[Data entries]
-------------------------
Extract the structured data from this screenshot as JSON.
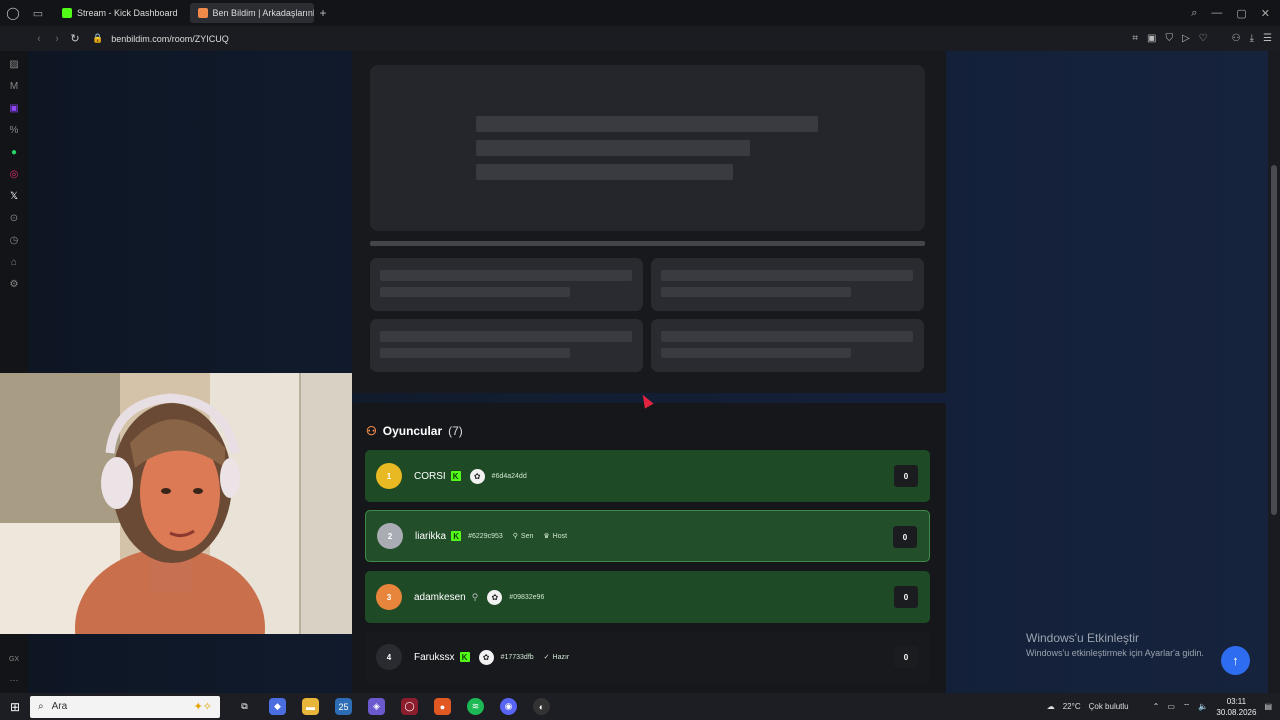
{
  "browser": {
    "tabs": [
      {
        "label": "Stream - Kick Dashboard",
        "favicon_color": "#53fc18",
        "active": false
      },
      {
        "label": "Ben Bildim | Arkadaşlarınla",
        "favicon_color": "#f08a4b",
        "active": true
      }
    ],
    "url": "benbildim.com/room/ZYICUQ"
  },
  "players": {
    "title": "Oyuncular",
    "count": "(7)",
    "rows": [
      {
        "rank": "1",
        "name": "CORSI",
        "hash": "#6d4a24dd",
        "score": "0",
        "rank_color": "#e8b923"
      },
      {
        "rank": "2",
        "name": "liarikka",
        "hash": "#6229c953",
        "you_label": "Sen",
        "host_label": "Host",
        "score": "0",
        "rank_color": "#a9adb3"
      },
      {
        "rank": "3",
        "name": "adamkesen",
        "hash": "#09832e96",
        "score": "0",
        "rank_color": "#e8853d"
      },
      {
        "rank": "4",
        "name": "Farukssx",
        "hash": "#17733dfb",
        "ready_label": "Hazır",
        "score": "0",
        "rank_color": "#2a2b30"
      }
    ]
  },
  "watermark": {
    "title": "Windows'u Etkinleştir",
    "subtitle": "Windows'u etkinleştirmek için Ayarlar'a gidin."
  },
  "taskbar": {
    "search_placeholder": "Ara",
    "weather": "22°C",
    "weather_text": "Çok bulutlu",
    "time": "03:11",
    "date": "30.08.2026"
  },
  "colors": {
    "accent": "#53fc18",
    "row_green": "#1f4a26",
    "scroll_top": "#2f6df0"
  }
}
-------------------------
§ **Task objective**: Every line should be retyped exactly, with the pictures omitted.

§ **Expected answer**:
Extract the structured data from this screenshot as JSON.
{
  "browser": {
    "tabs": [
      {
        "label": "Stream - Kick Dashboard",
        "favicon_color": "#53fc18",
        "active": false
      },
      {
        "label": "Ben Bildim | Arkadaşlarınla",
        "favicon_color": "#f08a4b",
        "active": true
      }
    ],
    "url": "benbildim.com/room/ZYICUQ"
  },
  "players": {
    "title": "Oyuncular",
    "count": "(7)",
    "rows": [
      {
        "rank": "1",
        "name": "CORSI",
        "hash": "#6d4a24dd",
        "score": "0",
        "rank_color": "#e8b923"
      },
      {
        "rank": "2",
        "name": "liarikka",
        "hash": "#6229c953",
        "you_label": "Sen",
        "host_label": "Host",
        "score": "0",
        "rank_color": "#a9adb3"
      },
      {
        "rank": "3",
        "name": "adamkesen",
        "hash": "#09832e96",
        "score": "0",
        "rank_color": "#e8853d"
      },
      {
        "rank": "4",
        "name": "Farukssx",
        "hash": "#17733dfb",
        "ready_label": "Hazır",
        "score": "0",
        "rank_color": "#2a2b30"
      }
    ]
  },
  "watermark": {
    "title": "Windows'u Etkinleştir",
    "subtitle": "Windows'u etkinleştirmek için Ayarlar'a gidin."
  },
  "taskbar": {
    "search_placeholder": "Ara",
    "weather": "22°C",
    "weather_text": "Çok bulutlu",
    "time": "03:11",
    "date": "30.08.2026"
  },
  "colors": {
    "accent": "#53fc18",
    "row_green": "#1f4a26",
    "scroll_top": "#2f6df0"
  }
}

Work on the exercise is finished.